## [Set problem]
Return each line of the records with nothing changed, pictures excepted.

Stored data:
--- START ---
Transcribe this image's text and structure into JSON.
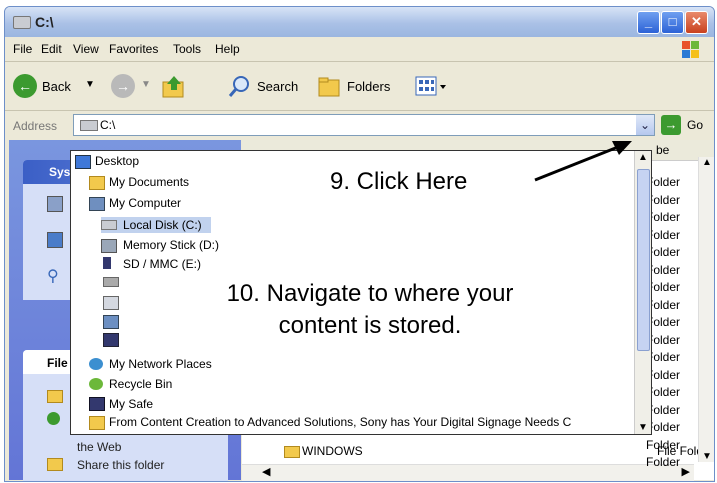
{
  "window": {
    "title": "C:\\"
  },
  "menu": [
    "File",
    "Edit",
    "View",
    "Favorites",
    "Tools",
    "Help"
  ],
  "toolbar": {
    "back": "Back",
    "search": "Search",
    "folders": "Folders"
  },
  "address": {
    "label": "Address",
    "value": "C:\\",
    "go": "Go"
  },
  "dropdown_items": [
    {
      "label": "Desktop"
    },
    {
      "label": "My Documents"
    },
    {
      "label": "My Computer"
    },
    {
      "label": "Local Disk (C:)"
    },
    {
      "label": "Memory Stick (D:)"
    },
    {
      "label": "SD / MMC (E:)"
    },
    {
      "label": "My Network Places"
    },
    {
      "label": "Recycle Bin"
    },
    {
      "label": "My Safe"
    },
    {
      "label": "From Content Creation to Advanced Solutions, Sony has Your Digital Signage Needs C"
    }
  ],
  "left_panel": {
    "system_tasks_header": "Syst",
    "file_tasks_header": "File",
    "web_text": "the Web",
    "share_text": "Share this folder"
  },
  "content": {
    "col_header": "be",
    "types": [
      "Folder",
      "Folder",
      "Folder",
      "Folder",
      "Folder",
      "Folder",
      "Folder",
      "Folder",
      "Folder",
      "Folder",
      "Folder",
      "Folder",
      "Folder",
      "Folder",
      "Folder",
      "Folder",
      "Folder"
    ],
    "windows_folder": "WINDOWS",
    "windows_type": "File Folder"
  },
  "callouts": {
    "step9": "9. Click Here",
    "step10_line1": "10. Navigate to where your",
    "step10_line2": "content is stored."
  }
}
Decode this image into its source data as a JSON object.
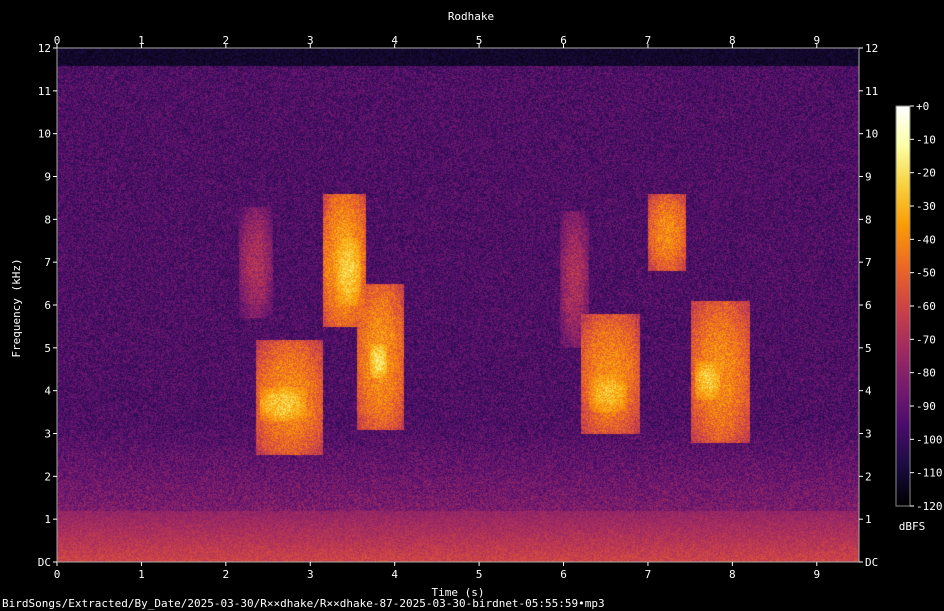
{
  "chart_data": {
    "type": "heatmap",
    "title": "Rodhake",
    "xlabel": "Time (s)",
    "ylabel": "Frequency (kHz)",
    "xlim": [
      0,
      9.5
    ],
    "ylim": [
      0,
      12
    ],
    "x_ticks": [
      "0",
      "1",
      "2",
      "3",
      "4",
      "5",
      "6",
      "7",
      "8",
      "9"
    ],
    "y_ticks": [
      "DC",
      "1",
      "2",
      "3",
      "4",
      "5",
      "6",
      "7",
      "8",
      "9",
      "10",
      "11",
      "12"
    ],
    "colorbar": {
      "label": "dBFS",
      "ticks": [
        "+0",
        "-10",
        "-20",
        "-30",
        "-40",
        "-50",
        "-60",
        "-70",
        "-80",
        "-90",
        "-100",
        "-110",
        "-120"
      ],
      "range": [
        -120,
        0
      ],
      "colormap": [
        "#000000",
        "#1b0c41",
        "#4a0c6b",
        "#781c6d",
        "#a52c60",
        "#cf4446",
        "#ed6925",
        "#fb9b06",
        "#f7d13d",
        "#fcffa4",
        "#ffffff"
      ]
    },
    "bursts": [
      {
        "t0": 2.15,
        "t1": 2.55,
        "f0": 5.7,
        "f1": 8.3,
        "level": -70
      },
      {
        "t0": 2.35,
        "t1": 3.15,
        "f0": 2.5,
        "f1": 5.2,
        "level": -40
      },
      {
        "t0": 2.4,
        "t1": 2.95,
        "f0": 3.3,
        "f1": 4.1,
        "level": -25
      },
      {
        "t0": 3.15,
        "t1": 3.65,
        "f0": 5.5,
        "f1": 8.6,
        "level": -35
      },
      {
        "t0": 3.3,
        "t1": 3.6,
        "f0": 6.0,
        "f1": 7.6,
        "level": -25
      },
      {
        "t0": 3.55,
        "t1": 4.1,
        "f0": 3.1,
        "f1": 6.5,
        "level": -38
      },
      {
        "t0": 3.7,
        "t1": 3.9,
        "f0": 4.3,
        "f1": 5.1,
        "level": -20
      },
      {
        "t0": 5.95,
        "t1": 6.3,
        "f0": 5.0,
        "f1": 8.2,
        "level": -70
      },
      {
        "t0": 6.2,
        "t1": 6.9,
        "f0": 3.0,
        "f1": 5.8,
        "level": -40
      },
      {
        "t0": 6.3,
        "t1": 6.75,
        "f0": 3.5,
        "f1": 4.4,
        "level": -28
      },
      {
        "t0": 7.0,
        "t1": 7.45,
        "f0": 6.8,
        "f1": 8.6,
        "level": -40
      },
      {
        "t0": 7.5,
        "t1": 8.2,
        "f0": 2.8,
        "f1": 6.1,
        "level": -40
      },
      {
        "t0": 7.55,
        "t1": 7.85,
        "f0": 3.8,
        "f1": 4.7,
        "level": -25
      }
    ],
    "background_level": -95,
    "low_frequency_band": {
      "f0": 0,
      "f1": 1.2,
      "level": -60
    },
    "grid": false
  },
  "footer": {
    "path": "BirdSongs/Extracted/By_Date/2025-03-30/R××dhake/R××dhake-87-2025-03-30-birdnet-05:55:59•mp3"
  }
}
--- END ---
## [Finished exercise]
Transcribe this image's text and structure into JSON.
{
  "window": {
    "title": "C:\\"
  },
  "menu": [
    "File",
    "Edit",
    "View",
    "Favorites",
    "Tools",
    "Help"
  ],
  "toolbar": {
    "back": "Back",
    "search": "Search",
    "folders": "Folders"
  },
  "address": {
    "label": "Address",
    "value": "C:\\",
    "go": "Go"
  },
  "dropdown_items": [
    {
      "label": "Desktop"
    },
    {
      "label": "My Documents"
    },
    {
      "label": "My Computer"
    },
    {
      "label": "Local Disk (C:)"
    },
    {
      "label": "Memory Stick (D:)"
    },
    {
      "label": "SD / MMC (E:)"
    },
    {
      "label": "My Network Places"
    },
    {
      "label": "Recycle Bin"
    },
    {
      "label": "My Safe"
    },
    {
      "label": "From Content Creation to Advanced Solutions, Sony has Your Digital Signage Needs C"
    }
  ],
  "left_panel": {
    "system_tasks_header": "Syst",
    "file_tasks_header": "File",
    "web_text": "the Web",
    "share_text": "Share this folder"
  },
  "content": {
    "col_header": "be",
    "types": [
      "Folder",
      "Folder",
      "Folder",
      "Folder",
      "Folder",
      "Folder",
      "Folder",
      "Folder",
      "Folder",
      "Folder",
      "Folder",
      "Folder",
      "Folder",
      "Folder",
      "Folder",
      "Folder",
      "Folder"
    ],
    "windows_folder": "WINDOWS",
    "windows_type": "File Folder"
  },
  "callouts": {
    "step9": "9. Click Here",
    "step10_line1": "10. Navigate to where your",
    "step10_line2": "content is stored."
  }
}
Decode this image into its source data as a JSON object.
{
  "chart_data": {
    "type": "heatmap",
    "title": "Rodhake",
    "xlabel": "Time (s)",
    "ylabel": "Frequency (kHz)",
    "xlim": [
      0,
      9.5
    ],
    "ylim": [
      0,
      12
    ],
    "x_ticks": [
      "0",
      "1",
      "2",
      "3",
      "4",
      "5",
      "6",
      "7",
      "8",
      "9"
    ],
    "y_ticks": [
      "DC",
      "1",
      "2",
      "3",
      "4",
      "5",
      "6",
      "7",
      "8",
      "9",
      "10",
      "11",
      "12"
    ],
    "colorbar": {
      "label": "dBFS",
      "ticks": [
        "+0",
        "-10",
        "-20",
        "-30",
        "-40",
        "-50",
        "-60",
        "-70",
        "-80",
        "-90",
        "-100",
        "-110",
        "-120"
      ],
      "range": [
        -120,
        0
      ],
      "colormap": [
        "#000000",
        "#1b0c41",
        "#4a0c6b",
        "#781c6d",
        "#a52c60",
        "#cf4446",
        "#ed6925",
        "#fb9b06",
        "#f7d13d",
        "#fcffa4",
        "#ffffff"
      ]
    },
    "bursts": [
      {
        "t0": 2.15,
        "t1": 2.55,
        "f0": 5.7,
        "f1": 8.3,
        "level": -70
      },
      {
        "t0": 2.35,
        "t1": 3.15,
        "f0": 2.5,
        "f1": 5.2,
        "level": -40
      },
      {
        "t0": 2.4,
        "t1": 2.95,
        "f0": 3.3,
        "f1": 4.1,
        "level": -25
      },
      {
        "t0": 3.15,
        "t1": 3.65,
        "f0": 5.5,
        "f1": 8.6,
        "level": -35
      },
      {
        "t0": 3.3,
        "t1": 3.6,
        "f0": 6.0,
        "f1": 7.6,
        "level": -25
      },
      {
        "t0": 3.55,
        "t1": 4.1,
        "f0": 3.1,
        "f1": 6.5,
        "level": -38
      },
      {
        "t0": 3.7,
        "t1": 3.9,
        "f0": 4.3,
        "f1": 5.1,
        "level": -20
      },
      {
        "t0": 5.95,
        "t1": 6.3,
        "f0": 5.0,
        "f1": 8.2,
        "level": -70
      },
      {
        "t0": 6.2,
        "t1": 6.9,
        "f0": 3.0,
        "f1": 5.8,
        "level": -40
      },
      {
        "t0": 6.3,
        "t1": 6.75,
        "f0": 3.5,
        "f1": 4.4,
        "level": -28
      },
      {
        "t0": 7.0,
        "t1": 7.45,
        "f0": 6.8,
        "f1": 8.6,
        "level": -40
      },
      {
        "t0": 7.5,
        "t1": 8.2,
        "f0": 2.8,
        "f1": 6.1,
        "level": -40
      },
      {
        "t0": 7.55,
        "t1": 7.85,
        "f0": 3.8,
        "f1": 4.7,
        "level": -25
      }
    ],
    "background_level": -95,
    "low_frequency_band": {
      "f0": 0,
      "f1": 1.2,
      "level": -60
    },
    "grid": false
  },
  "footer": {
    "path": "BirdSongs/Extracted/By_Date/2025-03-30/R××dhake/R××dhake-87-2025-03-30-birdnet-05:55:59•mp3"
  }
}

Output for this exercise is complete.